Data records:
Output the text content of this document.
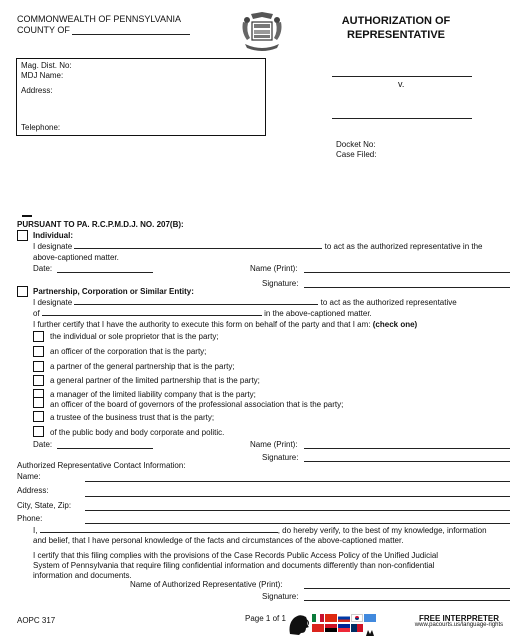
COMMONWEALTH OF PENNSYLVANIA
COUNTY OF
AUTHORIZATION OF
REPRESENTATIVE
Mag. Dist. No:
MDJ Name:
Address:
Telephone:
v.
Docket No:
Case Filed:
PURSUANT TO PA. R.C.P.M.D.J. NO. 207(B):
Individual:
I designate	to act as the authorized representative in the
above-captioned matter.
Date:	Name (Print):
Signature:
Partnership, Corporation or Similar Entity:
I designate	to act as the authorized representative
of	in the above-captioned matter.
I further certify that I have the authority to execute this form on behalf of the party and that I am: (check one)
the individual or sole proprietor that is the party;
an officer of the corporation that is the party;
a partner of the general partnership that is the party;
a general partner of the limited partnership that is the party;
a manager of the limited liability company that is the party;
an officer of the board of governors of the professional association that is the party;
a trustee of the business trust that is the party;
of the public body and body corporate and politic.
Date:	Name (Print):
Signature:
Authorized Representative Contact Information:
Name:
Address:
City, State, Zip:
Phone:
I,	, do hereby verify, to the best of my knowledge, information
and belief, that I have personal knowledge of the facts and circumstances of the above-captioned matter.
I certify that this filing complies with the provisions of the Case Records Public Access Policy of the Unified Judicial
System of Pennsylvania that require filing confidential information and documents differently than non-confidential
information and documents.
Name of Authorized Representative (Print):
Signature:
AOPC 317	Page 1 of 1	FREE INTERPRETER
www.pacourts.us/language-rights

* * *

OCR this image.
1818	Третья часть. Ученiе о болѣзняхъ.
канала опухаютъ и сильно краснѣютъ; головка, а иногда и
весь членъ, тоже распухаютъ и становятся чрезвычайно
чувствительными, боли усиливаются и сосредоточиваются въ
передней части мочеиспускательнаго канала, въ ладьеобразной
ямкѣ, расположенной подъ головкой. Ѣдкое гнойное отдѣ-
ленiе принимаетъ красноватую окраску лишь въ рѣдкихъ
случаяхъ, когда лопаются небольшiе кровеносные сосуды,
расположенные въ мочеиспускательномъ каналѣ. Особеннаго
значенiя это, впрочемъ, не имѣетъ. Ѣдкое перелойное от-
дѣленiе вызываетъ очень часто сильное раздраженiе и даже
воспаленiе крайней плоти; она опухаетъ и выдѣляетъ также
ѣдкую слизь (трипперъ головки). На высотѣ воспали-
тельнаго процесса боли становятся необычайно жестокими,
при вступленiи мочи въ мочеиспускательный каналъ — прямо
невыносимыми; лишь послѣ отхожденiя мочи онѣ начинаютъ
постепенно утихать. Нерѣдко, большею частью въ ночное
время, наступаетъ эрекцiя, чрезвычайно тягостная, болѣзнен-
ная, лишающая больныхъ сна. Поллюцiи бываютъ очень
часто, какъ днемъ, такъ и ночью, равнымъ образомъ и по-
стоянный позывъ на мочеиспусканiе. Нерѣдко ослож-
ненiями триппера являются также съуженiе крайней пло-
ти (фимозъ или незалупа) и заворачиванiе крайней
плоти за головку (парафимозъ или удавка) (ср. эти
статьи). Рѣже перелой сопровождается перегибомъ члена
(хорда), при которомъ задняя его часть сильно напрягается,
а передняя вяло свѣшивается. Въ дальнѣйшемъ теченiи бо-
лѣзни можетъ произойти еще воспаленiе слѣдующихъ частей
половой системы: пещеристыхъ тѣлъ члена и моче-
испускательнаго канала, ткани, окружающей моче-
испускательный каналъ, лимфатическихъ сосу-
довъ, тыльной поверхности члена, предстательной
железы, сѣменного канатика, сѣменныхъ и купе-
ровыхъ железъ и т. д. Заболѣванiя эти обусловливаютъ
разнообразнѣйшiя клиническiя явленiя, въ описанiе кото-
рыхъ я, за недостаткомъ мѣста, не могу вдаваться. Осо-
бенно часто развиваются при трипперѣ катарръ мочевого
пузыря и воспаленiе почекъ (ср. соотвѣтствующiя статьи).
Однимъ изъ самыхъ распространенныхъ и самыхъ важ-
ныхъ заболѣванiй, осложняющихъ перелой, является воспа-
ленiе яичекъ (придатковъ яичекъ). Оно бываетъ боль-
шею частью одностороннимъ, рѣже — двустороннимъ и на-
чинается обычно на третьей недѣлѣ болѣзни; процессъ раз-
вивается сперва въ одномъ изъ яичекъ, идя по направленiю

...

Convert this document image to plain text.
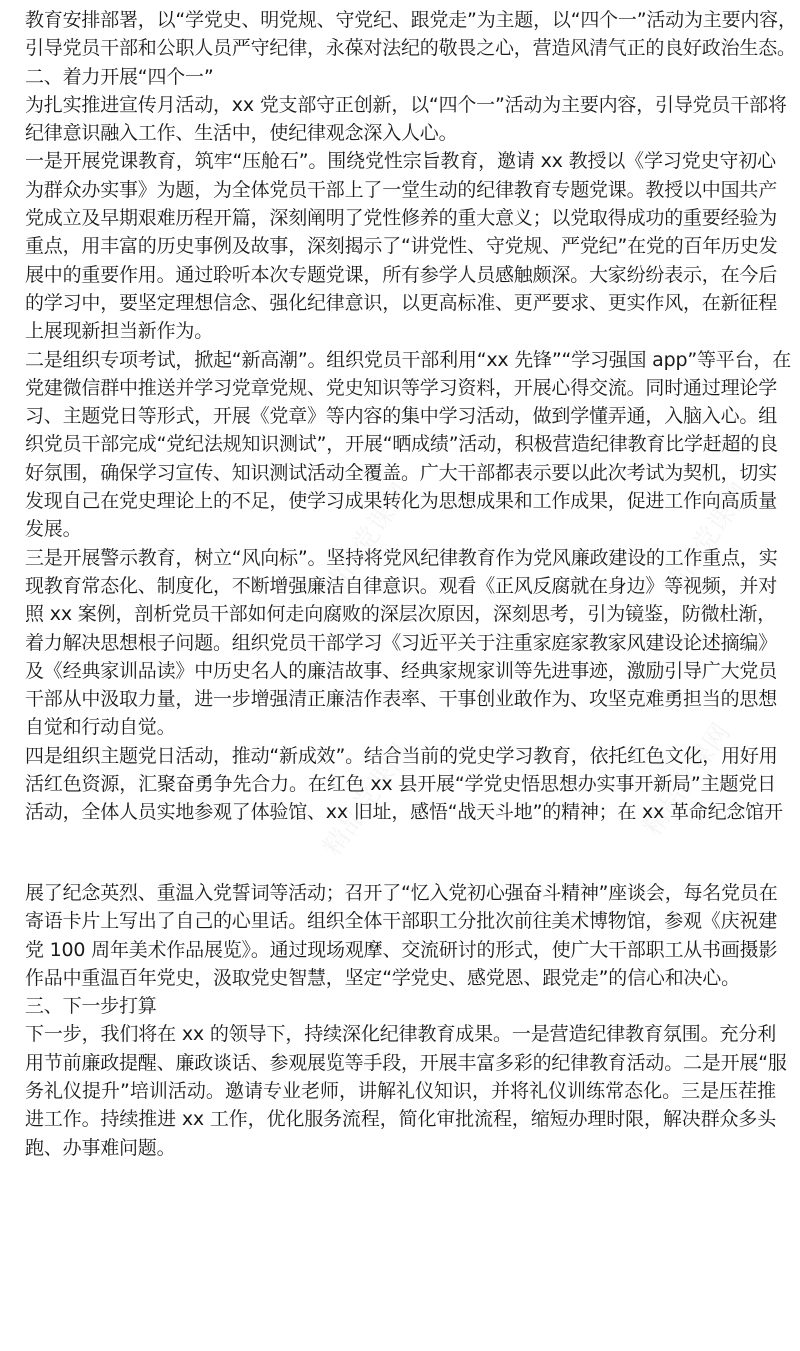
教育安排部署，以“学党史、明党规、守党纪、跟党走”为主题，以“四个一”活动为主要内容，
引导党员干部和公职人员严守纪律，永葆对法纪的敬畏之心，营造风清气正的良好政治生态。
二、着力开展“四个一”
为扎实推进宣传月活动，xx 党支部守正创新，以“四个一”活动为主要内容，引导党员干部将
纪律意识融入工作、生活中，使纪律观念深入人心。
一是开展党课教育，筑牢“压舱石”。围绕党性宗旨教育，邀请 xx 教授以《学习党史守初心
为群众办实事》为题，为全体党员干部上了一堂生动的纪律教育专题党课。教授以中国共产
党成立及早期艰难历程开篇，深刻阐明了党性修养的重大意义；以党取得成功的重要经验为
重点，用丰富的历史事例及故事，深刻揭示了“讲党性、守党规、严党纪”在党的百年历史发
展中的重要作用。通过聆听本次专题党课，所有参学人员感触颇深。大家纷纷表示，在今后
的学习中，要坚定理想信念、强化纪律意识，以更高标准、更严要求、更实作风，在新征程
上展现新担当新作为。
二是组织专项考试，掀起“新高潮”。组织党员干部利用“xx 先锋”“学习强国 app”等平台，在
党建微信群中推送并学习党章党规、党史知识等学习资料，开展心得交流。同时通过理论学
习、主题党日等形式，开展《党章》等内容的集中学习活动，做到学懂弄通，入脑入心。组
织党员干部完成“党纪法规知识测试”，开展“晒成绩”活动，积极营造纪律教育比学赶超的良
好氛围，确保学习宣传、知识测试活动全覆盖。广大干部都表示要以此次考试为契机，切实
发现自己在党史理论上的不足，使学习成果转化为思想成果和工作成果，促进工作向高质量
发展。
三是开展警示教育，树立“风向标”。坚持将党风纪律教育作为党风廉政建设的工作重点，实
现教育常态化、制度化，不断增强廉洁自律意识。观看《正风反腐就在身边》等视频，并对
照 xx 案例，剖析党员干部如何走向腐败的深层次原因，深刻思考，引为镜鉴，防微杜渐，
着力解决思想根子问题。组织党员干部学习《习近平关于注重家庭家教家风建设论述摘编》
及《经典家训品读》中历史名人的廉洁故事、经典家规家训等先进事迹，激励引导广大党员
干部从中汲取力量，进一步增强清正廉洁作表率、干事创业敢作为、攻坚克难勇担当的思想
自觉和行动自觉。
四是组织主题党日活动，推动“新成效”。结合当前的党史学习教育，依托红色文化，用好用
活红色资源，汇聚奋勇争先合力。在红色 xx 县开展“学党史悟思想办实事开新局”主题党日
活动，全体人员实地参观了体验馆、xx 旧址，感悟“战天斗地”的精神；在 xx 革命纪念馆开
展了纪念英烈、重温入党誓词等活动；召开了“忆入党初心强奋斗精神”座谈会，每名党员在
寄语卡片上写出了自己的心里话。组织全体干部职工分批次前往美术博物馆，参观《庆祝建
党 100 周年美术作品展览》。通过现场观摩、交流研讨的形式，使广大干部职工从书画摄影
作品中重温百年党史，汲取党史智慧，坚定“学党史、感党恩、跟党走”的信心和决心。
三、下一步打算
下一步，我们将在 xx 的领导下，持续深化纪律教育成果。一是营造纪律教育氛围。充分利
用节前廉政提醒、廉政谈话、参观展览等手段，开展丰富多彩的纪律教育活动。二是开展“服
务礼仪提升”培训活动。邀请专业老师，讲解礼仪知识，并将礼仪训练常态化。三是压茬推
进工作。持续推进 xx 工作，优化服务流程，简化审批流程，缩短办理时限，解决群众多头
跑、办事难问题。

Problem requirements>
List the lines that contain the word "officer".

Reply>
an officer of the corporation that is the party;
an officer of the board of governors of the professional association that is the party;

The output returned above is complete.